Direction: Narrow the data below down to the lines containing "median".

Records supplied:

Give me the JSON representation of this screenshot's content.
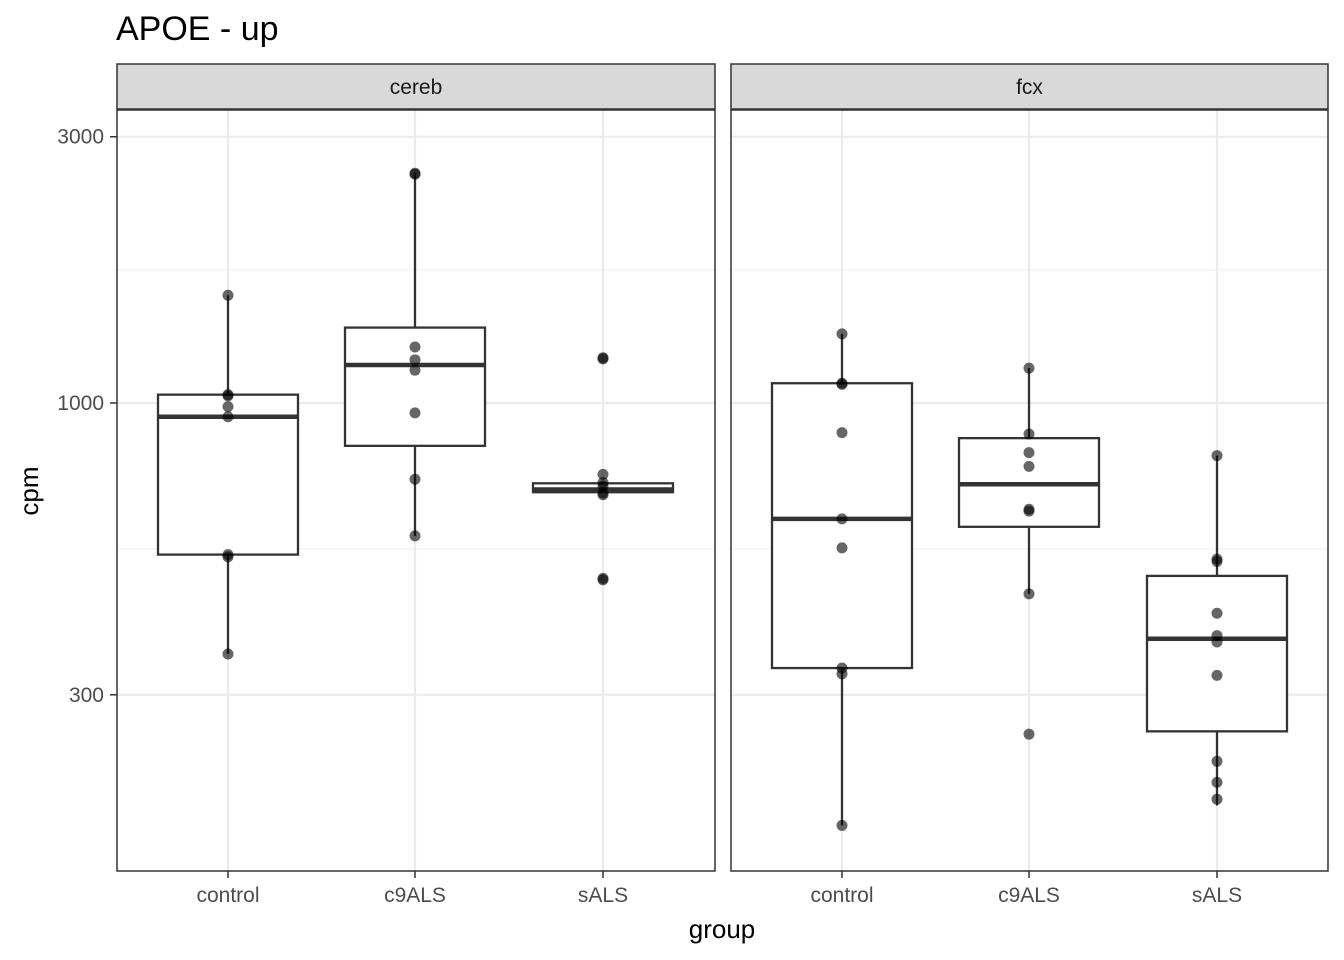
{
  "chart_data": {
    "type": "boxplot",
    "title": "APOE - up",
    "xlabel": "group",
    "ylabel": "cpm",
    "y_scale": "log10",
    "ylim": [
      145,
      3350
    ],
    "y_ticks": [
      300,
      1000,
      3000
    ],
    "y_tick_labels": [
      "300",
      "1000",
      "3000"
    ],
    "grid": true,
    "categories": [
      "control",
      "c9ALS",
      "sALS"
    ],
    "panels": [
      {
        "name": "cereb",
        "groups": [
          {
            "category": "control",
            "box": {
              "lower_whisker": 355,
              "q1": 535,
              "median": 945,
              "q3": 1035,
              "upper_whisker": 1560
            },
            "points": [
              1560,
              1035,
              1030,
              985,
              945,
              535,
              530,
              355
            ]
          },
          {
            "category": "c9ALS",
            "box": {
              "lower_whisker": 578,
              "q1": 838,
              "median": 1170,
              "q3": 1365,
              "upper_whisker": 2580
            },
            "points": [
              2580,
              2570,
              1260,
              1195,
              1145,
              960,
              730,
              578
            ]
          },
          {
            "category": "sALS",
            "box": {
              "lower_whisker": 692,
              "q1": 692,
              "median": 700,
              "q3": 718,
              "upper_whisker": 718
            },
            "points": [
              1205,
              1200,
              745,
              720,
              710,
              690,
              685,
              485,
              482
            ]
          }
        ]
      },
      {
        "name": "fcx",
        "groups": [
          {
            "category": "control",
            "box": {
              "lower_whisker": 175,
              "q1": 335,
              "median": 620,
              "q3": 1085,
              "upper_whisker": 1330
            },
            "points": [
              1330,
              1085,
              1080,
              885,
              620,
              550,
              335,
              327,
              175
            ]
          },
          {
            "category": "c9ALS",
            "box": {
              "lower_whisker": 455,
              "q1": 600,
              "median": 715,
              "q3": 865,
              "upper_whisker": 1155
            },
            "points": [
              1155,
              880,
              815,
              770,
              645,
              640,
              455,
              255
            ]
          },
          {
            "category": "sALS",
            "box": {
              "lower_whisker": 190,
              "q1": 258,
              "median": 378,
              "q3": 490,
              "upper_whisker": 805
            },
            "points": [
              805,
              525,
              520,
              420,
              383,
              373,
              325,
              228,
              209,
              195
            ]
          }
        ]
      }
    ]
  }
}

The result:
              "median": 945,
              "median": 1170,
              "median": 700,
              "median": 620,
              "median": 715,
              "median": 378,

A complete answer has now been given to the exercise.